#### GIVEN INFORMATION

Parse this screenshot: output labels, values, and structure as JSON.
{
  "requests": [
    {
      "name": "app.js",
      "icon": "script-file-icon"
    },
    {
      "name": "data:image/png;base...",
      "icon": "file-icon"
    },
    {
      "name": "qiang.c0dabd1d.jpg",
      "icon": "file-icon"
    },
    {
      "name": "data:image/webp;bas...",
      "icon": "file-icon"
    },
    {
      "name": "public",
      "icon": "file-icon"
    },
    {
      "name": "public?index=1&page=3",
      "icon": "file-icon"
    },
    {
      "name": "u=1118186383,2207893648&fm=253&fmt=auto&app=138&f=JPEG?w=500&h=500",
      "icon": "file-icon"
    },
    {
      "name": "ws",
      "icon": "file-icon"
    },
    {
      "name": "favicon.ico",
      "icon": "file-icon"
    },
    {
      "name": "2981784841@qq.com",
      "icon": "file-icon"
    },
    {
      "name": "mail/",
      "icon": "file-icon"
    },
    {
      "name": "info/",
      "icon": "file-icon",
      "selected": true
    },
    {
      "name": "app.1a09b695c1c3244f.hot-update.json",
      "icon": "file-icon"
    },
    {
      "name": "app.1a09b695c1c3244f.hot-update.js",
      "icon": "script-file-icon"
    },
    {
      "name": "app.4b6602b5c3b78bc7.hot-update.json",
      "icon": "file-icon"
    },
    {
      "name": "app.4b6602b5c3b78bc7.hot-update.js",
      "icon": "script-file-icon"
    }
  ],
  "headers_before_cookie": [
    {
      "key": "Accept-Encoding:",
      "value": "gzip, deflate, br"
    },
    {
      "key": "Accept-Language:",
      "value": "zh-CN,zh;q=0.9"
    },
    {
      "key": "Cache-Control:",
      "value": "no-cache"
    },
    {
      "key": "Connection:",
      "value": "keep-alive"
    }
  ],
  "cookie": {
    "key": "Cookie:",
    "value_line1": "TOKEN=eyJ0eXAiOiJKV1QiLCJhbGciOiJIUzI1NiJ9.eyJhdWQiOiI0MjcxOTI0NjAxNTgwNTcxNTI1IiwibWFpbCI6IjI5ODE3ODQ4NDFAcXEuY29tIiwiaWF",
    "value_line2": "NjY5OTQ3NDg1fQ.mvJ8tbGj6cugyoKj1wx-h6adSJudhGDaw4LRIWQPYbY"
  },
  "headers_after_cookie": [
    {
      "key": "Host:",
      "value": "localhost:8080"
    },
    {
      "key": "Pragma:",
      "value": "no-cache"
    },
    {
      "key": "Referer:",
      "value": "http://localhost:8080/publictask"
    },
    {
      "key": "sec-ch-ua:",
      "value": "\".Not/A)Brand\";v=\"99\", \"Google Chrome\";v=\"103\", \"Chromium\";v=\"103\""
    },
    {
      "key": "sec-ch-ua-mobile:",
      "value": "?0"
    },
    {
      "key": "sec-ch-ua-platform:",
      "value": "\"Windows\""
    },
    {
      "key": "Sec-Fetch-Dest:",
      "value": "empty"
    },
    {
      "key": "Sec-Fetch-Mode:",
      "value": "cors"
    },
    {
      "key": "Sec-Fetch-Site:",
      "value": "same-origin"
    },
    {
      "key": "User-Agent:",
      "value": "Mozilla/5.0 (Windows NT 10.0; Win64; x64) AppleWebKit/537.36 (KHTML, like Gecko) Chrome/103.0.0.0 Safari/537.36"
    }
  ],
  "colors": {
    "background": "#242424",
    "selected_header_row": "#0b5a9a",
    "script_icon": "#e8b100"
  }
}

########

GIVEN INSTRUCTION: Output the entries verbatim.

RESPONSE:
Parse this screenshot: output labels, values, and structure as JSON.
{
  "requests": [
    {
      "name": "app.js",
      "icon": "script-file-icon"
    },
    {
      "name": "data:image/png;base...",
      "icon": "file-icon"
    },
    {
      "name": "qiang.c0dabd1d.jpg",
      "icon": "file-icon"
    },
    {
      "name": "data:image/webp;bas...",
      "icon": "file-icon"
    },
    {
      "name": "public",
      "icon": "file-icon"
    },
    {
      "name": "public?index=1&page=3",
      "icon": "file-icon"
    },
    {
      "name": "u=1118186383,2207893648&fm=253&fmt=auto&app=138&f=JPEG?w=500&h=500",
      "icon": "file-icon"
    },
    {
      "name": "ws",
      "icon": "file-icon"
    },
    {
      "name": "favicon.ico",
      "icon": "file-icon"
    },
    {
      "name": "2981784841@qq.com",
      "icon": "file-icon"
    },
    {
      "name": "mail/",
      "icon": "file-icon"
    },
    {
      "name": "info/",
      "icon": "file-icon",
      "selected": true
    },
    {
      "name": "app.1a09b695c1c3244f.hot-update.json",
      "icon": "file-icon"
    },
    {
      "name": "app.1a09b695c1c3244f.hot-update.js",
      "icon": "script-file-icon"
    },
    {
      "name": "app.4b6602b5c3b78bc7.hot-update.json",
      "icon": "file-icon"
    },
    {
      "name": "app.4b6602b5c3b78bc7.hot-update.js",
      "icon": "script-file-icon"
    }
  ],
  "headers_before_cookie": [
    {
      "key": "Accept-Encoding:",
      "value": "gzip, deflate, br"
    },
    {
      "key": "Accept-Language:",
      "value": "zh-CN,zh;q=0.9"
    },
    {
      "key": "Cache-Control:",
      "value": "no-cache"
    },
    {
      "key": "Connection:",
      "value": "keep-alive"
    }
  ],
  "cookie": {
    "key": "Cookie:",
    "value_line1": "TOKEN=eyJ0eXAiOiJKV1QiLCJhbGciOiJIUzI1NiJ9.eyJhdWQiOiI0MjcxOTI0NjAxNTgwNTcxNTI1IiwibWFpbCI6IjI5ODE3ODQ4NDFAcXEuY29tIiwiaWF",
    "value_line2": "NjY5OTQ3NDg1fQ.mvJ8tbGj6cugyoKj1wx-h6adSJudhGDaw4LRIWQPYbY"
  },
  "headers_after_cookie": [
    {
      "key": "Host:",
      "value": "localhost:8080"
    },
    {
      "key": "Pragma:",
      "value": "no-cache"
    },
    {
      "key": "Referer:",
      "value": "http://localhost:8080/publictask"
    },
    {
      "key": "sec-ch-ua:",
      "value": "\".Not/A)Brand\";v=\"99\", \"Google Chrome\";v=\"103\", \"Chromium\";v=\"103\""
    },
    {
      "key": "sec-ch-ua-mobile:",
      "value": "?0"
    },
    {
      "key": "sec-ch-ua-platform:",
      "value": "\"Windows\""
    },
    {
      "key": "Sec-Fetch-Dest:",
      "value": "empty"
    },
    {
      "key": "Sec-Fetch-Mode:",
      "value": "cors"
    },
    {
      "key": "Sec-Fetch-Site:",
      "value": "same-origin"
    },
    {
      "key": "User-Agent:",
      "value": "Mozilla/5.0 (Windows NT 10.0; Win64; x64) AppleWebKit/537.36 (KHTML, like Gecko) Chrome/103.0.0.0 Safari/537.36"
    }
  ],
  "colors": {
    "background": "#242424",
    "selected_header_row": "#0b5a9a",
    "script_icon": "#e8b100"
  }
}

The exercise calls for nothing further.